**Exercise:**
Return only the number of lines in the entries below that hold the word "jaren".

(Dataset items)

------------------------------------------------------------------------

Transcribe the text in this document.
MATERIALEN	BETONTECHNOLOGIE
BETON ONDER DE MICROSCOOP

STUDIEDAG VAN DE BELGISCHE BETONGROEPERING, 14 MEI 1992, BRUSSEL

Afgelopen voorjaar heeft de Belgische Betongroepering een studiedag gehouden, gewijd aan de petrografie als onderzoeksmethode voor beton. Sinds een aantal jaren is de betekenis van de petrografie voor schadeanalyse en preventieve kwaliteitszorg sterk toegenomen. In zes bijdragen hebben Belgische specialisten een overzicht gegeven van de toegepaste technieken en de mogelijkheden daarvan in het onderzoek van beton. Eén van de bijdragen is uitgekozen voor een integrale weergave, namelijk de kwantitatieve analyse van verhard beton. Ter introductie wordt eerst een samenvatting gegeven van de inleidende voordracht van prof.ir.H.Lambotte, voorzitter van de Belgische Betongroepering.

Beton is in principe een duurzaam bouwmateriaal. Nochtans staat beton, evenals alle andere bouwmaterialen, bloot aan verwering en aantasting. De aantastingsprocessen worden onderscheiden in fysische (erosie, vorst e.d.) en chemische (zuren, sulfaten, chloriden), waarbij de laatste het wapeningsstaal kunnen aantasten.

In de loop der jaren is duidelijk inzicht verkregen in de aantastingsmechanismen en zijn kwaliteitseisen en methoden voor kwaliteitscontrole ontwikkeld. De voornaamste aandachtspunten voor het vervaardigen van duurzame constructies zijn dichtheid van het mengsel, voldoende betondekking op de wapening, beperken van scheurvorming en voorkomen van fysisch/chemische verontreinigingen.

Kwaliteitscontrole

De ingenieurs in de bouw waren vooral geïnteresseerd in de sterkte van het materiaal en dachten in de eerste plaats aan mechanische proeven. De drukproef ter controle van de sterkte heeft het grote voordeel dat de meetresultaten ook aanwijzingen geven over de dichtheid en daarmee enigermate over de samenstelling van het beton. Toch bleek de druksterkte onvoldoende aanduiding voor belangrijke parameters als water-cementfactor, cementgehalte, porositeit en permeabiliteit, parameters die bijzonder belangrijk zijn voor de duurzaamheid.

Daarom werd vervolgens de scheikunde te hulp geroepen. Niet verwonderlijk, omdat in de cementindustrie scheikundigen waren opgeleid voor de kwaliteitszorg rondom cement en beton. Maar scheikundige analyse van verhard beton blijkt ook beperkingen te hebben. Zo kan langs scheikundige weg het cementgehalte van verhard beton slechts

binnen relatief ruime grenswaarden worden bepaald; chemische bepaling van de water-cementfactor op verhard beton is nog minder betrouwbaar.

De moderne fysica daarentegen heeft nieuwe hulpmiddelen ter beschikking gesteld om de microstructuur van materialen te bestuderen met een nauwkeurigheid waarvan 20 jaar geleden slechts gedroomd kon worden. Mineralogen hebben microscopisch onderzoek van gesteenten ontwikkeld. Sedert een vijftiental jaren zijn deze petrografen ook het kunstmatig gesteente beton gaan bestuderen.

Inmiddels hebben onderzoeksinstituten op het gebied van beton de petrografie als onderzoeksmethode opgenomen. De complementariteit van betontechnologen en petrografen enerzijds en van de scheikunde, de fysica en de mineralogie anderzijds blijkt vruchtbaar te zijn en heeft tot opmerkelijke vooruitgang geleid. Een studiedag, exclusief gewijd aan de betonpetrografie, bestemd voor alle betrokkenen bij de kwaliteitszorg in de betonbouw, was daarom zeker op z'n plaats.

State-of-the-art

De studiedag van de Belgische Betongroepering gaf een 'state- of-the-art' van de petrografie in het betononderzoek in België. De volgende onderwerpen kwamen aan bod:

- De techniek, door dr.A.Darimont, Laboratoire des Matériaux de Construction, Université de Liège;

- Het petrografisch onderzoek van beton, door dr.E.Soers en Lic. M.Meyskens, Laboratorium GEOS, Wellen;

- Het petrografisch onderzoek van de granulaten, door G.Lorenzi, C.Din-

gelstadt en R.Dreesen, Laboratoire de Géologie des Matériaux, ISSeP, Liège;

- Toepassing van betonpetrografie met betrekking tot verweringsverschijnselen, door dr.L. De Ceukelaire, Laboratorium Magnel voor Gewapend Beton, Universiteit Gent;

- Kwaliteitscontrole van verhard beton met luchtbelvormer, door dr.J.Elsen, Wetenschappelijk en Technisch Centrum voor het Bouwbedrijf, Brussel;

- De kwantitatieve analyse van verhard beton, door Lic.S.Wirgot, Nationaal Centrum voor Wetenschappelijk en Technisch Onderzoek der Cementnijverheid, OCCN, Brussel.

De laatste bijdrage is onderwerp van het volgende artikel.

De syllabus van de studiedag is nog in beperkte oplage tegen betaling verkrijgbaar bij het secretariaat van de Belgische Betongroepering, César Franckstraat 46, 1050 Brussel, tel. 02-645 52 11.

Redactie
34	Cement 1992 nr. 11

------------------------------------------------------------------------

**Exercise answer:**
3